▶ _EXERCISE OBJECTIVE_
Below are some entries. Work out how many of their lines hold the word "edge", and write that number alone.
★ ★ ★ ★ ★ ★ ★
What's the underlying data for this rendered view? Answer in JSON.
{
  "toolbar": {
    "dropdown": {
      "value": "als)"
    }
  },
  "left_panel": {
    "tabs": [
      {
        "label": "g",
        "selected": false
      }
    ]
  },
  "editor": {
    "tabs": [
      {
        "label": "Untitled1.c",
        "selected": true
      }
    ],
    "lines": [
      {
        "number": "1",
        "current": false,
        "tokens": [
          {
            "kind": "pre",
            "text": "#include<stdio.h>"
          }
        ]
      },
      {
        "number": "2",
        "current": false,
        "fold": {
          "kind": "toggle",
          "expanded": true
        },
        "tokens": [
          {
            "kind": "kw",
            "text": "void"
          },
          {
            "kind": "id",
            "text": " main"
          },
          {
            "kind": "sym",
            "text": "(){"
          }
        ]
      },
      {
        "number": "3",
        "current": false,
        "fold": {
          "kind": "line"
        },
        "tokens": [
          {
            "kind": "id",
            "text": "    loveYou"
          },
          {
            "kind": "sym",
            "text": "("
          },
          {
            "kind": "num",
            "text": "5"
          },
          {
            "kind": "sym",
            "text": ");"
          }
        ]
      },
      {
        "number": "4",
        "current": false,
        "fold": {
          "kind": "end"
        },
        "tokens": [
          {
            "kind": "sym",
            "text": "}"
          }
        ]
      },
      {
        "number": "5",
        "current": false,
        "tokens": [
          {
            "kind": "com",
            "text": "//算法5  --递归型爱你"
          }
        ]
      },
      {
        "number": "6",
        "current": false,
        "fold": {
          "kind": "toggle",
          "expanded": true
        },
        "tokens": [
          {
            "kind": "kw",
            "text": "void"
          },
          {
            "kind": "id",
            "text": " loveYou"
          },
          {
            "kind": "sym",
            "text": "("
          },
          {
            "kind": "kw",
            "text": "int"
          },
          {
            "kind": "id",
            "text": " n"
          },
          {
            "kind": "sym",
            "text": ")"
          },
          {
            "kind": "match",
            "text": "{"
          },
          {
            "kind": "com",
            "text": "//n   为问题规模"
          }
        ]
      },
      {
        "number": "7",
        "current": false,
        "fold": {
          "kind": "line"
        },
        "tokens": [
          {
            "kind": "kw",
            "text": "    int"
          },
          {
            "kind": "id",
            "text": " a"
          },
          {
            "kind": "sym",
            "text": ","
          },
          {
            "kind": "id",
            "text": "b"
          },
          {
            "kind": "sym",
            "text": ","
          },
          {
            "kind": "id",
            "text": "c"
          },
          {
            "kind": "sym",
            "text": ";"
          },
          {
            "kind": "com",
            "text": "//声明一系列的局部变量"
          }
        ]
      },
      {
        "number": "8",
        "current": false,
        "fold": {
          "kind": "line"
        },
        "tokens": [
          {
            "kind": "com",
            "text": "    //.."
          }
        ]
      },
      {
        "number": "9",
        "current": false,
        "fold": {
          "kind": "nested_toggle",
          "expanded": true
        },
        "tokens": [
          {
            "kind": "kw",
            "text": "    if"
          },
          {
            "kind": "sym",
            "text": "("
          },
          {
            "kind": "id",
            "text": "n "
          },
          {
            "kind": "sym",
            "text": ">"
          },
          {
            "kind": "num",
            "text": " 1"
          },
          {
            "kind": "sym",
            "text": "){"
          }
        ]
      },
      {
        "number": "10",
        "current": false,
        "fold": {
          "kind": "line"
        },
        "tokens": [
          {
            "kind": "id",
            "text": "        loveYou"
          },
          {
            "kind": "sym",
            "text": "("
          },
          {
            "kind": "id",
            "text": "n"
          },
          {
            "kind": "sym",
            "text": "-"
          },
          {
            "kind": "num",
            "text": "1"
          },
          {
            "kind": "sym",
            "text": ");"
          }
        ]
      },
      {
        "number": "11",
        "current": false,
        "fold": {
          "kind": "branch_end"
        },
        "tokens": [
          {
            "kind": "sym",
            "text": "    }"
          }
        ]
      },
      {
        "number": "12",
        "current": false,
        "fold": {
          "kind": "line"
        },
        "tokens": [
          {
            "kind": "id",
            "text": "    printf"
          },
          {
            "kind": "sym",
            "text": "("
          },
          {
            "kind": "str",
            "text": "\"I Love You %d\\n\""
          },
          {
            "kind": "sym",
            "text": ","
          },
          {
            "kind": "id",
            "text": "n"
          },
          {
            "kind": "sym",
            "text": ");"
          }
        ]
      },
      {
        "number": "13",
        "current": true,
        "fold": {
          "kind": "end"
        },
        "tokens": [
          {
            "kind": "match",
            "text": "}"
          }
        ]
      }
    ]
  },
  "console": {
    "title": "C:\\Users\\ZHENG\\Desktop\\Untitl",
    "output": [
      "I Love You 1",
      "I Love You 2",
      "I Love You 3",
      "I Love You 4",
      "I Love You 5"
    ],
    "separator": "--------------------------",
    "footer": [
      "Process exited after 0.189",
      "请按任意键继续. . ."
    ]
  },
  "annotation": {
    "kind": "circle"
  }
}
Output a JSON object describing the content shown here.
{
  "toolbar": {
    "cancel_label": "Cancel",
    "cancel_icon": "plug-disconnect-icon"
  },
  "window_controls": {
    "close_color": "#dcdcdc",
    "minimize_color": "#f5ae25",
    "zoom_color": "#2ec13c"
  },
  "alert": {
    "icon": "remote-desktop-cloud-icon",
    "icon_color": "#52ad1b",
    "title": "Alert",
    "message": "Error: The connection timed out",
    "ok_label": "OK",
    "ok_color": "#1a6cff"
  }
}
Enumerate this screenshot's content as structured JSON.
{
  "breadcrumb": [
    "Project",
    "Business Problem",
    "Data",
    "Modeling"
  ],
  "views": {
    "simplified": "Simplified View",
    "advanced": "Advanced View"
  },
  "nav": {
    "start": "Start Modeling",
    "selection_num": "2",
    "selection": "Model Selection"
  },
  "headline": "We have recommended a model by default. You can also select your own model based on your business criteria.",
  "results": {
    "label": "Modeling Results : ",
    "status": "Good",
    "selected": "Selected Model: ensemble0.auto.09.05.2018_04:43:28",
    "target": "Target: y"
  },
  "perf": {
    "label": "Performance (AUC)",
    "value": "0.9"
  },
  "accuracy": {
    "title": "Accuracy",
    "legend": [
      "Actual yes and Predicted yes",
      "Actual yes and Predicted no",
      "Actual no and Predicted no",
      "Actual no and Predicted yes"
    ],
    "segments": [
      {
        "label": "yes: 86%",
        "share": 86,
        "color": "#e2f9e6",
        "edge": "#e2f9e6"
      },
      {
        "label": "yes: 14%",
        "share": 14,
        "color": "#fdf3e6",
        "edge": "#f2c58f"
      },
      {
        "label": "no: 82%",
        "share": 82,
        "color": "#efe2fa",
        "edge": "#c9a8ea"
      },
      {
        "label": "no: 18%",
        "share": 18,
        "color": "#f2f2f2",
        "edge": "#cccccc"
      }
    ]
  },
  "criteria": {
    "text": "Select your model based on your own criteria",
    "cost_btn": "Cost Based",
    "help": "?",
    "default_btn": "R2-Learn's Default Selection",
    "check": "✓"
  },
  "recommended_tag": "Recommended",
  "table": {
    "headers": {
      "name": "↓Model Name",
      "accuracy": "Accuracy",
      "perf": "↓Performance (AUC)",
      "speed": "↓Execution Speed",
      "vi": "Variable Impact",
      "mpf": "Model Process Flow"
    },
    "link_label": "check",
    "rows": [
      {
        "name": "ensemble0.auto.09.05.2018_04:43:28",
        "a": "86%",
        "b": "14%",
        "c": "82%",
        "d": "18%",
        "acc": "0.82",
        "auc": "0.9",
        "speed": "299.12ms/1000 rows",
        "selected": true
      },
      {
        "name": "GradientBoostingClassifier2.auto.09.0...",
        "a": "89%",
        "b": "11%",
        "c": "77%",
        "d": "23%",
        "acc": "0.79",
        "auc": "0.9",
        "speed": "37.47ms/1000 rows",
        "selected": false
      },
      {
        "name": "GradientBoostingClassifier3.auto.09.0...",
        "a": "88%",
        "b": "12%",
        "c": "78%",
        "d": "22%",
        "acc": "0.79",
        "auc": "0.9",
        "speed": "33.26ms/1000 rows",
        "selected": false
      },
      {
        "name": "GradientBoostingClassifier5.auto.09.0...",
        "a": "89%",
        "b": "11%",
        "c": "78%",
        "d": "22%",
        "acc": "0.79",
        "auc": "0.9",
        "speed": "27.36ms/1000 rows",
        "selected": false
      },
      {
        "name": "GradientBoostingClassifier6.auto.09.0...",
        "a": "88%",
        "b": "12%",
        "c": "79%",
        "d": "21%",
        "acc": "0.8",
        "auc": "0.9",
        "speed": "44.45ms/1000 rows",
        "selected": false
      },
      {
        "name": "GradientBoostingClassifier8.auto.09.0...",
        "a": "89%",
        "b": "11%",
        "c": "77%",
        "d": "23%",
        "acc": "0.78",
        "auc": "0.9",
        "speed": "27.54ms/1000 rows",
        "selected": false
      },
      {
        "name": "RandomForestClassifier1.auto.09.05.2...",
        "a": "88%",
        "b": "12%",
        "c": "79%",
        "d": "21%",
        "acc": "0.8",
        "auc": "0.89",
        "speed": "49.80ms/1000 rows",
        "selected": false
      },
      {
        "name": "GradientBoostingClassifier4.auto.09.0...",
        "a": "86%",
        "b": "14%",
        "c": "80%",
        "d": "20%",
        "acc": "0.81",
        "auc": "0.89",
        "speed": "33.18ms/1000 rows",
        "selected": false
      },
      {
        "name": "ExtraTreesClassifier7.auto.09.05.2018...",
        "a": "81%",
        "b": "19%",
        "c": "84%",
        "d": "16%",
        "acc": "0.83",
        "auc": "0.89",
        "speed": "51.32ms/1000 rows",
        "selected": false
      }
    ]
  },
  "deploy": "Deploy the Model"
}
★ ★ ★ ★ ★ ★ ★
▶ _OUTPUT_
4